CHALLENGE -
Which lines in the records below contain the word "name"? Copy each of them.

[Collection entries]
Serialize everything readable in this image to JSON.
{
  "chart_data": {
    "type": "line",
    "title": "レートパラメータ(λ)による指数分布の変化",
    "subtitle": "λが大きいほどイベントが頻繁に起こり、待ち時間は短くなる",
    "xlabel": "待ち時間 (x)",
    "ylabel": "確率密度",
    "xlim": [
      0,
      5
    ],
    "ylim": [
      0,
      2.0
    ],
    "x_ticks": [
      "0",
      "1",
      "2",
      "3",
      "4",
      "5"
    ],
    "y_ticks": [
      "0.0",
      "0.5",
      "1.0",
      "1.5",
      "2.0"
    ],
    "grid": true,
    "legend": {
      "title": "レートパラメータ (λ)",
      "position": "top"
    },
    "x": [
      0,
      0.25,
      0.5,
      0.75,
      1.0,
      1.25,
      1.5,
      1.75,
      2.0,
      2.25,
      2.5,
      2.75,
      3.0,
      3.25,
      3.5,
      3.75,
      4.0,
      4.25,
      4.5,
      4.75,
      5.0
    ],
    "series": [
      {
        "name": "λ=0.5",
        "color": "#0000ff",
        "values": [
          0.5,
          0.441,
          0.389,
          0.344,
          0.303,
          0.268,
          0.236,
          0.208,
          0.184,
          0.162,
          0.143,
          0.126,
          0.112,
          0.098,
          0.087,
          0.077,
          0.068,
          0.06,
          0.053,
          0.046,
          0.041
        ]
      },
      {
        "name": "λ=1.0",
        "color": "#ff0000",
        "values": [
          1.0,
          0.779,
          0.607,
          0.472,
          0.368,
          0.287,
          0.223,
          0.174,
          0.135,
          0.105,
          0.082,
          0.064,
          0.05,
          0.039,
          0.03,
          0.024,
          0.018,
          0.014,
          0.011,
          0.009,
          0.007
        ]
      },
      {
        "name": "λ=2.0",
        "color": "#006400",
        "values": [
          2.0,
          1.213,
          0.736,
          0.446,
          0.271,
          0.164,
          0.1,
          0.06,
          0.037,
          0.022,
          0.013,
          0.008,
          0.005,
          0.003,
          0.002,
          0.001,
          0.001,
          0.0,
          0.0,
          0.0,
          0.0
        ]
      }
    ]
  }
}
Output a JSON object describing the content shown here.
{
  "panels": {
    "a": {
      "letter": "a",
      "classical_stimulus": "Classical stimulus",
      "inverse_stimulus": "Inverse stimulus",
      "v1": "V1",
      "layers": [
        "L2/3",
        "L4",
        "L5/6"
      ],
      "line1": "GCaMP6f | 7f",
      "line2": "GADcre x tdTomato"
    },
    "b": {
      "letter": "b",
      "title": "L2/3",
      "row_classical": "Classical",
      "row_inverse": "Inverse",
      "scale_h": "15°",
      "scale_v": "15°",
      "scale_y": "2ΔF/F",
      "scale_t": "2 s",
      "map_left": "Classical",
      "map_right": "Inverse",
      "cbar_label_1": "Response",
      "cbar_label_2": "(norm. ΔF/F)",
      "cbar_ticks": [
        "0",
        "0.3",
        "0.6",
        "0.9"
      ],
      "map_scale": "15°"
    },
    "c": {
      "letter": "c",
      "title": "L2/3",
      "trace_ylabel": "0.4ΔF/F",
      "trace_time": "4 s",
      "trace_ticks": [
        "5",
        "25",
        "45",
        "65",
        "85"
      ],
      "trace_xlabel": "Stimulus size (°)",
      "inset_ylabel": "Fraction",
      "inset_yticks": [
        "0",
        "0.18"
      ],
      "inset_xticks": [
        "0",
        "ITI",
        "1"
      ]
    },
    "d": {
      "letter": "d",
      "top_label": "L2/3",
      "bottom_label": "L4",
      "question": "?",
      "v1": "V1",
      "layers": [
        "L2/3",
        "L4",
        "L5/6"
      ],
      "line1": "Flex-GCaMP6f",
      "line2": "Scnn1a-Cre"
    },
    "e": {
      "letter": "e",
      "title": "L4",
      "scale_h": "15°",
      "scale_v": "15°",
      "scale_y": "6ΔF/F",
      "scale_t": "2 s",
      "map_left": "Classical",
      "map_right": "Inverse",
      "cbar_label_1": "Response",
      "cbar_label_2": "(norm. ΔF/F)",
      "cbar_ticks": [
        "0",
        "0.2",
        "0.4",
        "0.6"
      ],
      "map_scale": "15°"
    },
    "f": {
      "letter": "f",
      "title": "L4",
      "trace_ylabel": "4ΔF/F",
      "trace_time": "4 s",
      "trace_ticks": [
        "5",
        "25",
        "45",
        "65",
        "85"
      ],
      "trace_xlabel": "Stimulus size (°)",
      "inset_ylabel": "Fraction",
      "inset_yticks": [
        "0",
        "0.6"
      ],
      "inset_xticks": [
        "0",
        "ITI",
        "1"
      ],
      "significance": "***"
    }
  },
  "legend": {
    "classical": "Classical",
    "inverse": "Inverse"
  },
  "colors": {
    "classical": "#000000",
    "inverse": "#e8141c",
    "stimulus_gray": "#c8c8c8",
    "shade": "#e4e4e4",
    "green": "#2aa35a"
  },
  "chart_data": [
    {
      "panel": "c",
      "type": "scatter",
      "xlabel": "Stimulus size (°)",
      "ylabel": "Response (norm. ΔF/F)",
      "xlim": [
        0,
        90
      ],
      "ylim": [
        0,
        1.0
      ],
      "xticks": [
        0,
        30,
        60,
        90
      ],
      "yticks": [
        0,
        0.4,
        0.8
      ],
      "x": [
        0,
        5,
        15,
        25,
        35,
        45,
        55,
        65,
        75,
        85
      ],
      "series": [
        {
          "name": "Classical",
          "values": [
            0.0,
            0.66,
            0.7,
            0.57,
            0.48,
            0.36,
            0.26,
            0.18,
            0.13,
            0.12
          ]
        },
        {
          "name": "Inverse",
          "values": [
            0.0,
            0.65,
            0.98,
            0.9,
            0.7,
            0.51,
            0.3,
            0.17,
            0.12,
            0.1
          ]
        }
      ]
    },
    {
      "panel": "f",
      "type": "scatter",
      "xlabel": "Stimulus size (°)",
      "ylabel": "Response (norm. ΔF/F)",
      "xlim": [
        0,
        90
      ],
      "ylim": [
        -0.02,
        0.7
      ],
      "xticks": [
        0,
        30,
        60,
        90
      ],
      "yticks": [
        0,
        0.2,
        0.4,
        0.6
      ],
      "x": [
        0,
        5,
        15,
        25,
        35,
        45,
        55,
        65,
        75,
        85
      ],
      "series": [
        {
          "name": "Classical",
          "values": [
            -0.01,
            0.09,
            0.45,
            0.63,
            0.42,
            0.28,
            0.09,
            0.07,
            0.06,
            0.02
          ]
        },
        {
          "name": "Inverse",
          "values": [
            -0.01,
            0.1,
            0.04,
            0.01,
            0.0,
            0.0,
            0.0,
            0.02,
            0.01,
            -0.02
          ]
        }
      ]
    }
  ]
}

WRITTEN ANSWER -
        "name": "λ=0.5",
        "name": "λ=1.0",
        "name": "λ=2.0",
          "name": "Classical",
          "name": "Inverse",
          "name": "Classical",
          "name": "Inverse",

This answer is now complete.